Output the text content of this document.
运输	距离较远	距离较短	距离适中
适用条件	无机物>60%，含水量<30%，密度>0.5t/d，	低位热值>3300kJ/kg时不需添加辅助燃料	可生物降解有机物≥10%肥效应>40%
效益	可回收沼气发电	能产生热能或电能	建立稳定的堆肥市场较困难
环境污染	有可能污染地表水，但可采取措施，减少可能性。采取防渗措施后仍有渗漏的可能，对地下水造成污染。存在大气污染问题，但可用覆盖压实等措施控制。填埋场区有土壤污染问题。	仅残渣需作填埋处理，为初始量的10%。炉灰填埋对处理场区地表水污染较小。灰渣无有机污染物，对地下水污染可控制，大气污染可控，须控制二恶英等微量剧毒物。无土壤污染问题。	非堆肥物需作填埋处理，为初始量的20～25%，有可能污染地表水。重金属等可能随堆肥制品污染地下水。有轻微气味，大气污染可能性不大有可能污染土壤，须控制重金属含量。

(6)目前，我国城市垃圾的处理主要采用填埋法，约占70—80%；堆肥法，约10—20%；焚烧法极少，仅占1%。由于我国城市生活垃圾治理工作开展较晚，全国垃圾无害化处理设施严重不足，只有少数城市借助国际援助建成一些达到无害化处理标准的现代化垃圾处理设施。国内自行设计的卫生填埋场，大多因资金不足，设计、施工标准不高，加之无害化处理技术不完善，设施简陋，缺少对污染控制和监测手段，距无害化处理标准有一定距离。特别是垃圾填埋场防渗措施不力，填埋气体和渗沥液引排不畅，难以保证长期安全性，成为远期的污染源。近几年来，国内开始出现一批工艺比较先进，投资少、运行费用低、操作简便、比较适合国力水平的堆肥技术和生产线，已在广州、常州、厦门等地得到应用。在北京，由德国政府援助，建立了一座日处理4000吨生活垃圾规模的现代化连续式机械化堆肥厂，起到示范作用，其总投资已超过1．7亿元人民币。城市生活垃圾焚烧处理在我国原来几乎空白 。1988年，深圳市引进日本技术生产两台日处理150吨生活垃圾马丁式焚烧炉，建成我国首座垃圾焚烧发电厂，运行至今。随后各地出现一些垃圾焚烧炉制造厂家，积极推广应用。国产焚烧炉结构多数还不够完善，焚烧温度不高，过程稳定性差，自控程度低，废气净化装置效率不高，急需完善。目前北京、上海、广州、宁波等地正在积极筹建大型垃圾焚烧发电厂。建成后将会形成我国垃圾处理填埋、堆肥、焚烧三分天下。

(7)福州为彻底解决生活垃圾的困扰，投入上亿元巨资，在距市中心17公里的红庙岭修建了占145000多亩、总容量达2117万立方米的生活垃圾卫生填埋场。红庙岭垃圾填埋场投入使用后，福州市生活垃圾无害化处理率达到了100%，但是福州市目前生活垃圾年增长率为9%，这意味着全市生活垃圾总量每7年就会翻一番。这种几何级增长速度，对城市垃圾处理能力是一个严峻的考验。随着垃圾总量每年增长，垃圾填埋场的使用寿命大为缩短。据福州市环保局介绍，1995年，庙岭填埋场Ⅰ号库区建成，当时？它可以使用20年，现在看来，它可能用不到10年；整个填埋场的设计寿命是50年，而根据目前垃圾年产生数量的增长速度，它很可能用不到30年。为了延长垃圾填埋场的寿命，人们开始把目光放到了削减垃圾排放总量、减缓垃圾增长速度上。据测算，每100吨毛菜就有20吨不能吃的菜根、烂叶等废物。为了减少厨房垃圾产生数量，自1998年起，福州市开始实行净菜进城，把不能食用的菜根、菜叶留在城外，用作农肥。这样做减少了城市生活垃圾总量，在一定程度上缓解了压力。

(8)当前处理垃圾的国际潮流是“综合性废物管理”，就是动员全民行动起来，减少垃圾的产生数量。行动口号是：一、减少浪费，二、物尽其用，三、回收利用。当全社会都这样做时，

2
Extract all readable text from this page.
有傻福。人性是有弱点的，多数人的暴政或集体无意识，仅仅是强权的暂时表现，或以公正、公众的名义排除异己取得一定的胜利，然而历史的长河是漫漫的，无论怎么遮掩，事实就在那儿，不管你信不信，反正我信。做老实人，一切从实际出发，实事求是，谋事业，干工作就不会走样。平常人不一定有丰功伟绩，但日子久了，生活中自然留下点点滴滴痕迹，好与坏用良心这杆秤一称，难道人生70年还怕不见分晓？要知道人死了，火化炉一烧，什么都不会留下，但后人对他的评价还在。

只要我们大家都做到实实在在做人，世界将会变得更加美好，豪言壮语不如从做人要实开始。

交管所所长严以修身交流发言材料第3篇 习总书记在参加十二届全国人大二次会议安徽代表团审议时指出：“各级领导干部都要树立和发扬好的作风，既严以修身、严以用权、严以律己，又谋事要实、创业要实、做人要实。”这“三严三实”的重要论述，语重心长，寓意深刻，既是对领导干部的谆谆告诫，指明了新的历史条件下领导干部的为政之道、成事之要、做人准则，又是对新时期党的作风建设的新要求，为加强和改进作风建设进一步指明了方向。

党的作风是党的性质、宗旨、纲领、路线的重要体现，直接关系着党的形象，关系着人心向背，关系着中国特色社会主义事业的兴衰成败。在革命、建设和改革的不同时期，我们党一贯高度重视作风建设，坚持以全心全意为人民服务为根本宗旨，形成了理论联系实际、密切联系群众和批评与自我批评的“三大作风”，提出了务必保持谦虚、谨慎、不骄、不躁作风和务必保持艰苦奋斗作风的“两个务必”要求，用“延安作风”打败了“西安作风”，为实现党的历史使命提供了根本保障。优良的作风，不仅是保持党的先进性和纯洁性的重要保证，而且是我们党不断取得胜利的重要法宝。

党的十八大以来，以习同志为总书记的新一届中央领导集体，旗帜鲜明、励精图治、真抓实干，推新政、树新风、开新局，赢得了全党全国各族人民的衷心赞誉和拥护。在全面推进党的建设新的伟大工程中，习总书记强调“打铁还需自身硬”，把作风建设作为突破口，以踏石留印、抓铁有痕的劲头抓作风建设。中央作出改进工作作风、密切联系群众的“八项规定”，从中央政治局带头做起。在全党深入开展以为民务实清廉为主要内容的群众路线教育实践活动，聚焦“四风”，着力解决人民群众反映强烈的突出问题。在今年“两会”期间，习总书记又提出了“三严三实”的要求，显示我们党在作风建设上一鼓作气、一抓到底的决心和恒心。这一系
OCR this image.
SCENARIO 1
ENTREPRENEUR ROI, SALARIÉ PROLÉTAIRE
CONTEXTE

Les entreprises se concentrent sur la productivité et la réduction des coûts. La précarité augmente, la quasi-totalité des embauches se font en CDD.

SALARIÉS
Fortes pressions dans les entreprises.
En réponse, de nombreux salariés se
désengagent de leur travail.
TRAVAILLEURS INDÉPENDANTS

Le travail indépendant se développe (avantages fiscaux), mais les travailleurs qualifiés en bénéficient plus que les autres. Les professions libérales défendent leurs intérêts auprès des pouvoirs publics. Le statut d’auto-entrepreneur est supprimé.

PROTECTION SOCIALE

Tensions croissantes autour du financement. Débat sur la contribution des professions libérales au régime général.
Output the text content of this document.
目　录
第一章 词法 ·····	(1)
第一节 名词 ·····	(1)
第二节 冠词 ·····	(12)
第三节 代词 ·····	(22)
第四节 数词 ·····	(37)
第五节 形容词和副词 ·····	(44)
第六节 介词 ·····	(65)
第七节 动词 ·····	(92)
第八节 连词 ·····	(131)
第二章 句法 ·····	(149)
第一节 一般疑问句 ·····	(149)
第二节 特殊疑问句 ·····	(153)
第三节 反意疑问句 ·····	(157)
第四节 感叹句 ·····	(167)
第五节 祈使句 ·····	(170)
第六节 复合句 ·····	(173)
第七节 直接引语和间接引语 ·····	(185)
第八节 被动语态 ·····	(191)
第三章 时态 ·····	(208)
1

○ ○ ○

* What to produce
Copy all lines from the entries that contain the word "libérales".

* Exercise result
Le travail indépendant se développe (avantages fiscaux), mais les travailleurs qualifiés en bénéficient plus que les autres. Les professions libérales défendent leurs intérêts auprès des pouvoirs publics. Le statut d’auto-entrepreneur est supprimé.
Tensions croissantes autour du financement. Débat sur la contribution des professions libérales au régime général.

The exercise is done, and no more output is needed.